____ Input material

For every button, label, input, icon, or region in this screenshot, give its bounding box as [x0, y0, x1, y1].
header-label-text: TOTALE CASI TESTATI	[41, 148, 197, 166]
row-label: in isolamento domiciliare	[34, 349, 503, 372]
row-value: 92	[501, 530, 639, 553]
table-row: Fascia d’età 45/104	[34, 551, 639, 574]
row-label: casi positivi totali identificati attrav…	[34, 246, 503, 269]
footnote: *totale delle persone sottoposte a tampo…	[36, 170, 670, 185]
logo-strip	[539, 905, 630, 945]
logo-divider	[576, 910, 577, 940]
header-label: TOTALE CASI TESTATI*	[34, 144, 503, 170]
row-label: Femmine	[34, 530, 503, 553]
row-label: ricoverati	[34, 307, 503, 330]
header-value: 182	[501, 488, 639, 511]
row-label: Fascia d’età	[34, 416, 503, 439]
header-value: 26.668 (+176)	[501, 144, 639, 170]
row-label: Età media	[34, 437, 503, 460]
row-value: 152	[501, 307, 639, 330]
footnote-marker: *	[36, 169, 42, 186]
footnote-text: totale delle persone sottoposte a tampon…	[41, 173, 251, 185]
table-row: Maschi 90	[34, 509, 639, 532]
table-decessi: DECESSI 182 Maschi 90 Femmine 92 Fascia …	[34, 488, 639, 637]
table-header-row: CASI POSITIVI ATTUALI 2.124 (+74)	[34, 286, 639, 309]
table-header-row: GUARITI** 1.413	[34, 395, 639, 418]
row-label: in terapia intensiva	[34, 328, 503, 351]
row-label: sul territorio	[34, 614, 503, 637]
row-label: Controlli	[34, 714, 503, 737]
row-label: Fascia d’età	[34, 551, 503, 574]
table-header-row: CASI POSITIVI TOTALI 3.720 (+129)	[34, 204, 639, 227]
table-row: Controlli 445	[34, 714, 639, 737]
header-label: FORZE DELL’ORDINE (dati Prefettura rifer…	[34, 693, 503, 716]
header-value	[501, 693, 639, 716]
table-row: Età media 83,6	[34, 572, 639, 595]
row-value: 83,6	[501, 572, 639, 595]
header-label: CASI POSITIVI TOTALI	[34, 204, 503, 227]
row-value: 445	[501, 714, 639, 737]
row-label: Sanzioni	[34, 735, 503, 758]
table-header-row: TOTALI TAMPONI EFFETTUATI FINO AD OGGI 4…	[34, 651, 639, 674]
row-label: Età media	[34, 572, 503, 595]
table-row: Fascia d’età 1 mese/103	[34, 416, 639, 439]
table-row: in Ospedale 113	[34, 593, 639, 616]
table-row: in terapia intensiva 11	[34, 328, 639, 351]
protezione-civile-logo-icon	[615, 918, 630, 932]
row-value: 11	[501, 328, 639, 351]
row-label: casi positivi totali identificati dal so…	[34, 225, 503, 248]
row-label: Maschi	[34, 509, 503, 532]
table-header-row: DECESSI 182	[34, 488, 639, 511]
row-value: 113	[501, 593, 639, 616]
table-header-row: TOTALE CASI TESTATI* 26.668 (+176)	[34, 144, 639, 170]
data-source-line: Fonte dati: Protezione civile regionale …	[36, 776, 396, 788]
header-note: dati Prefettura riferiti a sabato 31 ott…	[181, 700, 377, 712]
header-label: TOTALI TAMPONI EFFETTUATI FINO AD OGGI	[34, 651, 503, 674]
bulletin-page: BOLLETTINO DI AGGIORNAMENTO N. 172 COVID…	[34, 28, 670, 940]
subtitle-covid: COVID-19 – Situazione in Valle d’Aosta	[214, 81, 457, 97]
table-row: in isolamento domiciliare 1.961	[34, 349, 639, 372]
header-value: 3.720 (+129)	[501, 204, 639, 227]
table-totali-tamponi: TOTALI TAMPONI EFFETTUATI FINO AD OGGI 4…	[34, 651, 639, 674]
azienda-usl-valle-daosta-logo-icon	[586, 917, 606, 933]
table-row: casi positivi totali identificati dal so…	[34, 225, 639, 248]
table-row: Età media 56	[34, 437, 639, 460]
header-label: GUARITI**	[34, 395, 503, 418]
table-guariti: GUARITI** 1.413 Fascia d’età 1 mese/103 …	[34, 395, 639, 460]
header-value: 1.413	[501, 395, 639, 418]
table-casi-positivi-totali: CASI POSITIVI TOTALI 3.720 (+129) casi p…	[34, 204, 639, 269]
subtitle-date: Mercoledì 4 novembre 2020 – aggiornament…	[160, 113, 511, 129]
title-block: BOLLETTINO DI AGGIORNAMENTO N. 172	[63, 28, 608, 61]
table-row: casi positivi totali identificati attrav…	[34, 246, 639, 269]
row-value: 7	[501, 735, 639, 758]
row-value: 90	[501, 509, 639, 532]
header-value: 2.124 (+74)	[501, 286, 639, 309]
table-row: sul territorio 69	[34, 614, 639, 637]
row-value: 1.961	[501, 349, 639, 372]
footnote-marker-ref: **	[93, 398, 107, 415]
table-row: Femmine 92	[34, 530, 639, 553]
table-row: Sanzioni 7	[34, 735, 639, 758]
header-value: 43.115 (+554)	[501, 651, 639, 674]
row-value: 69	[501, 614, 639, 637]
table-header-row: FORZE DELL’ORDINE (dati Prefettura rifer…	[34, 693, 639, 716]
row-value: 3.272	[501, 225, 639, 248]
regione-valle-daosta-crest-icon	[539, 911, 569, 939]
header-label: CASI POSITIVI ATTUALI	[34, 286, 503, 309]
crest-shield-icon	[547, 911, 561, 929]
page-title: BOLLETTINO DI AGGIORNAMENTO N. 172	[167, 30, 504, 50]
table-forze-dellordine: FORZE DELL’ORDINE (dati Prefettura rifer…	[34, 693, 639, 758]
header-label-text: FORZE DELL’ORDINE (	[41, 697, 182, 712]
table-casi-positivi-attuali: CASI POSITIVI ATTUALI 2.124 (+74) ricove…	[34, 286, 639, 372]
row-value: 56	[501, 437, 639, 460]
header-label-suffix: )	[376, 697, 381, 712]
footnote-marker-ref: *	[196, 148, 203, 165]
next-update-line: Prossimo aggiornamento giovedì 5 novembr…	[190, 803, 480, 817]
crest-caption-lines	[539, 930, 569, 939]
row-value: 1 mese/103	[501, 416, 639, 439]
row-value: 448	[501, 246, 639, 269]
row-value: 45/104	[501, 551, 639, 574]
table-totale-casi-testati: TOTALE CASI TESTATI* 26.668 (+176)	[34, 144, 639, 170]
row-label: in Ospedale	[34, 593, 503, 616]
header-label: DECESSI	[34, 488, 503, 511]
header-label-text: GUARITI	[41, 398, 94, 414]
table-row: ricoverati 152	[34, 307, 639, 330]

________

### What this task involves
Retype every one of the rows above word for word, in the same order.

### Output of the exercise
For every button, label, input, icon, or region in this screenshot, give its bounding box as [x0, y0, x1, y1].
header-label-text: TOTALE CASI TESTATI	[41, 148, 197, 166]
row-label: in isolamento domiciliare	[34, 349, 503, 372]
row-value: 92	[501, 530, 639, 553]
table-row: Fascia d’età 45/104	[34, 551, 639, 574]
row-label: casi positivi totali identificati attrav…	[34, 246, 503, 269]
footnote: *totale delle persone sottoposte a tampo…	[36, 170, 670, 185]
logo-strip	[539, 905, 630, 945]
logo-divider	[576, 910, 577, 940]
header-label: TOTALE CASI TESTATI*	[34, 144, 503, 170]
row-label: Femmine	[34, 530, 503, 553]
row-label: ricoverati	[34, 307, 503, 330]
header-value: 182	[501, 488, 639, 511]
row-label: Fascia d’età	[34, 416, 503, 439]
header-value: 26.668 (+176)	[501, 144, 639, 170]
row-label: Età media	[34, 437, 503, 460]
row-value: 152	[501, 307, 639, 330]
footnote-marker: *	[36, 169, 42, 186]
footnote-text: totale delle persone sottoposte a tampon…	[41, 173, 251, 185]
table-row: Maschi 90	[34, 509, 639, 532]
table-decessi: DECESSI 182 Maschi 90 Femmine 92 Fascia …	[34, 488, 639, 637]
table-header-row: CASI POSITIVI ATTUALI 2.124 (+74)	[34, 286, 639, 309]
table-header-row: GUARITI** 1.413	[34, 395, 639, 418]
row-label: in terapia intensiva	[34, 328, 503, 351]
row-label: sul territorio	[34, 614, 503, 637]
row-label: Controlli	[34, 714, 503, 737]
row-label: Fascia d’età	[34, 551, 503, 574]
table-header-row: CASI POSITIVI TOTALI 3.720 (+129)	[34, 204, 639, 227]
table-row: Controlli 445	[34, 714, 639, 737]
header-label: FORZE DELL’ORDINE (dati Prefettura rifer…	[34, 693, 503, 716]
header-value	[501, 693, 639, 716]
table-row: Età media 83,6	[34, 572, 639, 595]
row-value: 83,6	[501, 572, 639, 595]
header-label: CASI POSITIVI TOTALI	[34, 204, 503, 227]
row-value: 445	[501, 714, 639, 737]
row-label: Sanzioni	[34, 735, 503, 758]
table-header-row: TOTALI TAMPONI EFFETTUATI FINO AD OGGI 4…	[34, 651, 639, 674]
row-label: Età media	[34, 572, 503, 595]
table-row: Fascia d’età 1 mese/103	[34, 416, 639, 439]
table-row: in Ospedale 113	[34, 593, 639, 616]
table-row: in terapia intensiva 11	[34, 328, 639, 351]
protezione-civile-logo-icon	[615, 918, 630, 932]
row-value: 11	[501, 328, 639, 351]
row-label: casi positivi totali identificati dal so…	[34, 225, 503, 248]
row-label: Maschi	[34, 509, 503, 532]
table-header-row: DECESSI 182	[34, 488, 639, 511]
row-value: 113	[501, 593, 639, 616]
table-header-row: TOTALE CASI TESTATI* 26.668 (+176)	[34, 144, 639, 170]
data-source-line: Fonte dati: Protezione civile regionale …	[36, 776, 396, 788]
header-note: dati Prefettura riferiti a sabato 31 ott…	[181, 700, 377, 712]
header-label: TOTALI TAMPONI EFFETTUATI FINO AD OGGI	[34, 651, 503, 674]
bulletin-page: BOLLETTINO DI AGGIORNAMENTO N. 172 COVID…	[34, 28, 670, 940]
subtitle-covid: COVID-19 – Situazione in Valle d’Aosta	[214, 81, 457, 97]
table-row: in isolamento domiciliare 1.961	[34, 349, 639, 372]
header-value: 3.720 (+129)	[501, 204, 639, 227]
table-totali-tamponi: TOTALI TAMPONI EFFETTUATI FINO AD OGGI 4…	[34, 651, 639, 674]
azienda-usl-valle-daosta-logo-icon	[586, 917, 606, 933]
table-row: casi positivi totali identificati dal so…	[34, 225, 639, 248]
table-row: Età media 56	[34, 437, 639, 460]
header-label: GUARITI**	[34, 395, 503, 418]
table-guariti: GUARITI** 1.413 Fascia d’età 1 mese/103 …	[34, 395, 639, 460]
header-value: 1.413	[501, 395, 639, 418]
table-casi-positivi-totali: CASI POSITIVI TOTALI 3.720 (+129) casi p…	[34, 204, 639, 269]
subtitle-date: Mercoledì 4 novembre 2020 – aggiornament…	[160, 113, 511, 129]
title-block: BOLLETTINO DI AGGIORNAMENTO N. 172	[63, 28, 608, 61]
table-row: casi positivi totali identificati attrav…	[34, 246, 639, 269]
row-value: 7	[501, 735, 639, 758]
row-value: 90	[501, 509, 639, 532]
header-value: 2.124 (+74)	[501, 286, 639, 309]
table-row: sul territorio 69	[34, 614, 639, 637]
row-value: 1.961	[501, 349, 639, 372]
footnote-marker-ref: **	[93, 398, 107, 415]
table-row: Femmine 92	[34, 530, 639, 553]
table-row: Sanzioni 7	[34, 735, 639, 758]
header-value: 43.115 (+554)	[501, 651, 639, 674]
row-value: 69	[501, 614, 639, 637]
table-header-row: FORZE DELL’ORDINE (dati Prefettura rifer…	[34, 693, 639, 716]
row-value: 3.272	[501, 225, 639, 248]
regione-valle-daosta-crest-icon	[539, 911, 569, 939]
header-label: CASI POSITIVI ATTUALI	[34, 286, 503, 309]
crest-shield-icon	[547, 911, 561, 929]
page-title: BOLLETTINO DI AGGIORNAMENTO N. 172	[167, 30, 504, 50]
table-forze-dellordine: FORZE DELL’ORDINE (dati Prefettura rifer…	[34, 693, 639, 758]
header-label-text: FORZE DELL’ORDINE (	[41, 697, 182, 712]
table-casi-positivi-attuali: CASI POSITIVI ATTUALI 2.124 (+74) ricove…	[34, 286, 639, 372]
row-value: 56	[501, 437, 639, 460]
header-label-suffix: )	[376, 697, 381, 712]
footnote-marker-ref: *	[196, 148, 203, 165]
next-update-line: Prossimo aggiornamento giovedì 5 novembr…	[190, 803, 480, 817]
crest-caption-lines	[539, 930, 569, 939]
row-value: 1 mese/103	[501, 416, 639, 439]
row-value: 448	[501, 246, 639, 269]
row-value: 45/104	[501, 551, 639, 574]
table-totale-casi-testati: TOTALE CASI TESTATI* 26.668 (+176)	[34, 144, 639, 170]
row-label: in Ospedale	[34, 593, 503, 616]
header-label: DECESSI	[34, 488, 503, 511]
header-label-text: GUARITI	[41, 398, 94, 414]
table-row: ricoverati 152	[34, 307, 639, 330]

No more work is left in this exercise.